— START —

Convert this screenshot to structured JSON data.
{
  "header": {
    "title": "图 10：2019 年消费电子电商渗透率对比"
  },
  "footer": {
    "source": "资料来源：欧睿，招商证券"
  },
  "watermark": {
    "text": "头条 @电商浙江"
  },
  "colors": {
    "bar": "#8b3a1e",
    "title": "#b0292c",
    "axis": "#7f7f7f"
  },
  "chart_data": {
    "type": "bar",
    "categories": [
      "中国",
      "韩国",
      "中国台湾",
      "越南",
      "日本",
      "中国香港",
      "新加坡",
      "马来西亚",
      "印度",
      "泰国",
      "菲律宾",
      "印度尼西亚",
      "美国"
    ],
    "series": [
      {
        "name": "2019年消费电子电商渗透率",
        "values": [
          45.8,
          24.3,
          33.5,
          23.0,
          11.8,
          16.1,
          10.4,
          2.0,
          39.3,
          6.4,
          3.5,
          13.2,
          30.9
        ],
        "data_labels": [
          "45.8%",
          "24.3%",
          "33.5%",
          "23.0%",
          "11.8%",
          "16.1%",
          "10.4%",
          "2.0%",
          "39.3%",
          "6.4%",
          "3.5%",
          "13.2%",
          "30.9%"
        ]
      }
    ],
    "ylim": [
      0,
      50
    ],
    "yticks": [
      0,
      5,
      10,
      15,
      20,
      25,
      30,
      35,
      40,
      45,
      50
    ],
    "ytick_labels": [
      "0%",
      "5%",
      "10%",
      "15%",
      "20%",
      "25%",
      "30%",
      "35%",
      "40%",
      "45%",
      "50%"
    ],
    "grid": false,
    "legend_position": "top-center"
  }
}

— END —

[Instruction]:
Looking at the listing above, how many of its lines contain the string "title"? Give the number alone.

[Task solution]:
2